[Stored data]
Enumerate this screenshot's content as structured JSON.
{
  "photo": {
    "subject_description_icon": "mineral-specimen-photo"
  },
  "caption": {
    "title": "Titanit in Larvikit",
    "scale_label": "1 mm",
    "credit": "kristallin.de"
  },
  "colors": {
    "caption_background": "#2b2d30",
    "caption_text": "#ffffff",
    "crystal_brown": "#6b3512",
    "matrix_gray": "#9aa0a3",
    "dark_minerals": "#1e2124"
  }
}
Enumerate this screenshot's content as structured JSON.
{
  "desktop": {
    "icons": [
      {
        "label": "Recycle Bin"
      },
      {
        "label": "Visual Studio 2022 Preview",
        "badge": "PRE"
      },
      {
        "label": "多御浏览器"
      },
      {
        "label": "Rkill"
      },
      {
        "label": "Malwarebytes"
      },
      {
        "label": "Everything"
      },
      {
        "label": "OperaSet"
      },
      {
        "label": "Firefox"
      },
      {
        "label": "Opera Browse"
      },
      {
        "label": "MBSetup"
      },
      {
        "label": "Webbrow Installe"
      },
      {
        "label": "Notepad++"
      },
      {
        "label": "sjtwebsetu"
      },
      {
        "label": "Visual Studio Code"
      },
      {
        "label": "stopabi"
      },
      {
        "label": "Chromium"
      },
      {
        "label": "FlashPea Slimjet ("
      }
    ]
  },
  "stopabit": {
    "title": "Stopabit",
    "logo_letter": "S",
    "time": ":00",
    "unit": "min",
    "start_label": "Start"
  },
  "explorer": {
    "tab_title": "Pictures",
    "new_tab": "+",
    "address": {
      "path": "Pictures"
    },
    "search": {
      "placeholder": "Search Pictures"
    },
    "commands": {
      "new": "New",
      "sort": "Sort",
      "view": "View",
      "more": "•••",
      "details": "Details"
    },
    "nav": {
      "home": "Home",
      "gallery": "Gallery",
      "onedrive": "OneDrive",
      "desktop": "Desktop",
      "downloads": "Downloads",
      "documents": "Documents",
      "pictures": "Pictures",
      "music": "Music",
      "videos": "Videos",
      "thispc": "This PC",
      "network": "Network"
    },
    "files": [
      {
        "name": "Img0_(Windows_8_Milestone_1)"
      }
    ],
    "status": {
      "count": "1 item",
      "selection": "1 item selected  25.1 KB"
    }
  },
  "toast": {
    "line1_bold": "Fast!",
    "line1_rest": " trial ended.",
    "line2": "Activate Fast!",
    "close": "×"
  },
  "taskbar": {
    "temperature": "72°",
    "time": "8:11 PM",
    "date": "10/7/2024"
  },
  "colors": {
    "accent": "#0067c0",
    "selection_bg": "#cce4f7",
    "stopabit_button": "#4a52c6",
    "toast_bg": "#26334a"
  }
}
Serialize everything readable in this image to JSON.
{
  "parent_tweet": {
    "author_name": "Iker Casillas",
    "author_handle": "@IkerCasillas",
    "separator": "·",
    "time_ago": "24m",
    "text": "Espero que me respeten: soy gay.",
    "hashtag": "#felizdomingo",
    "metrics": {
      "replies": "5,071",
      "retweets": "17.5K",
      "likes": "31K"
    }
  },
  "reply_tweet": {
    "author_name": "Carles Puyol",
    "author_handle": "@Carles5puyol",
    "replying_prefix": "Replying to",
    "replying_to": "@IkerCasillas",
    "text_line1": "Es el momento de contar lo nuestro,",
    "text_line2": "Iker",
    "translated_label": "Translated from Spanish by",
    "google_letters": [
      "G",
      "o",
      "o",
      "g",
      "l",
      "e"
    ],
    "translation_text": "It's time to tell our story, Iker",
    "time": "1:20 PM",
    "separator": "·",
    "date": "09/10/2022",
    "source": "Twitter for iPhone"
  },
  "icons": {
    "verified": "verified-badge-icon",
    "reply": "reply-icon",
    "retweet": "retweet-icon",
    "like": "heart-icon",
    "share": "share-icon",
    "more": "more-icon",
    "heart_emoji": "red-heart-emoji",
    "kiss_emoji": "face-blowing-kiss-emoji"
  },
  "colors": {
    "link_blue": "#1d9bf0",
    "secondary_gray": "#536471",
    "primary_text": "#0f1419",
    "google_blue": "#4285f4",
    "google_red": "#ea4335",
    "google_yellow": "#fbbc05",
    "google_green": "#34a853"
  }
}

** STATED PROBLEM **
Return each line of the listing that holds the string "Fast".

** RESULT FOR THIS TASK **
    "line1_bold": "Fast!",
    "line2": "Activate Fast!",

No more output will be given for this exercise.